INPUT MATERIAL -
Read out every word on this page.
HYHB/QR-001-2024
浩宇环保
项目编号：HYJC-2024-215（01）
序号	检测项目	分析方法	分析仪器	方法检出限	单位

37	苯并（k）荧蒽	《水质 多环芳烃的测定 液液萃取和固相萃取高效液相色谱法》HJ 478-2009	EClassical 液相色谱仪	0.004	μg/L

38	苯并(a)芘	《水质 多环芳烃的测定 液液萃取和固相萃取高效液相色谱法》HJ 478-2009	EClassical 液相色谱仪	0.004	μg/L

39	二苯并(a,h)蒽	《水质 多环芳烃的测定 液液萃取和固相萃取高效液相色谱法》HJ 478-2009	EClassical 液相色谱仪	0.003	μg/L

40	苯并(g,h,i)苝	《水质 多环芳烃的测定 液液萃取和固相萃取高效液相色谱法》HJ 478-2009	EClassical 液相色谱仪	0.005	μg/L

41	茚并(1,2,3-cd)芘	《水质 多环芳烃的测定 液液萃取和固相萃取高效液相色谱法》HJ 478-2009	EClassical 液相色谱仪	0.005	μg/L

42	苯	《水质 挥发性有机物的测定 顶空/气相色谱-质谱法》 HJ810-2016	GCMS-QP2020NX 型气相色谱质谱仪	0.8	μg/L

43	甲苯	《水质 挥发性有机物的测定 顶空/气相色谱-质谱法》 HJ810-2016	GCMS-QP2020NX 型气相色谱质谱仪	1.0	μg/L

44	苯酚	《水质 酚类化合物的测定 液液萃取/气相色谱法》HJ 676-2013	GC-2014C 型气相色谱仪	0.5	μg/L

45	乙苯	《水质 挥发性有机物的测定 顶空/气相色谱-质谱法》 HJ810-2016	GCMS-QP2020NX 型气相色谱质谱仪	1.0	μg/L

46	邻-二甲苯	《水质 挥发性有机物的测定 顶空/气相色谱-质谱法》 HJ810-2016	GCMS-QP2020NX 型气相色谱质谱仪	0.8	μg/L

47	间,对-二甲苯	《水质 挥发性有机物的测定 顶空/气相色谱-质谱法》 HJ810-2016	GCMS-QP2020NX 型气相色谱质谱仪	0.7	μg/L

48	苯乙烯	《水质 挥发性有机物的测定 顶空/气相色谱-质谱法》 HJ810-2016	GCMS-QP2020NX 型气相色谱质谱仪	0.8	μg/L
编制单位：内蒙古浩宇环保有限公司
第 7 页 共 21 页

YOUR GOAL -
Each entry above is to be set down again in exactly the same words.

SOLUTION FOR THIS EXERCISE -
Read out every word on this page.
HYHB/QR-001-2024
浩宇环保
项目编号：HYJC-2024-215（01）
序号	检测项目	分析方法	分析仪器	方法检出限	单位

37	苯并（k）荧蒽	《水质 多环芳烃的测定 液液萃取和固相萃取高效液相色谱法》HJ 478-2009	EClassical 液相色谱仪	0.004	μg/L

38	苯并(a)芘	《水质 多环芳烃的测定 液液萃取和固相萃取高效液相色谱法》HJ 478-2009	EClassical 液相色谱仪	0.004	μg/L

39	二苯并(a,h)蒽	《水质 多环芳烃的测定 液液萃取和固相萃取高效液相色谱法》HJ 478-2009	EClassical 液相色谱仪	0.003	μg/L

40	苯并(g,h,i)苝	《水质 多环芳烃的测定 液液萃取和固相萃取高效液相色谱法》HJ 478-2009	EClassical 液相色谱仪	0.005	μg/L

41	茚并(1,2,3-cd)芘	《水质 多环芳烃的测定 液液萃取和固相萃取高效液相色谱法》HJ 478-2009	EClassical 液相色谱仪	0.005	μg/L

42	苯	《水质 挥发性有机物的测定 顶空/气相色谱-质谱法》 HJ810-2016	GCMS-QP2020NX 型气相色谱质谱仪	0.8	μg/L

43	甲苯	《水质 挥发性有机物的测定 顶空/气相色谱-质谱法》 HJ810-2016	GCMS-QP2020NX 型气相色谱质谱仪	1.0	μg/L

44	苯酚	《水质 酚类化合物的测定 液液萃取/气相色谱法》HJ 676-2013	GC-2014C 型气相色谱仪	0.5	μg/L

45	乙苯	《水质 挥发性有机物的测定 顶空/气相色谱-质谱法》 HJ810-2016	GCMS-QP2020NX 型气相色谱质谱仪	1.0	μg/L

46	邻-二甲苯	《水质 挥发性有机物的测定 顶空/气相色谱-质谱法》 HJ810-2016	GCMS-QP2020NX 型气相色谱质谱仪	0.8	μg/L

47	间,对-二甲苯	《水质 挥发性有机物的测定 顶空/气相色谱-质谱法》 HJ810-2016	GCMS-QP2020NX 型气相色谱质谱仪	0.7	μg/L

48	苯乙烯	《水质 挥发性有机物的测定 顶空/气相色谱-质谱法》 HJ810-2016	GCMS-QP2020NX 型气相色谱质谱仪	0.8	μg/L
编制单位：内蒙古浩宇环保有限公司
第 7 页 共 21 页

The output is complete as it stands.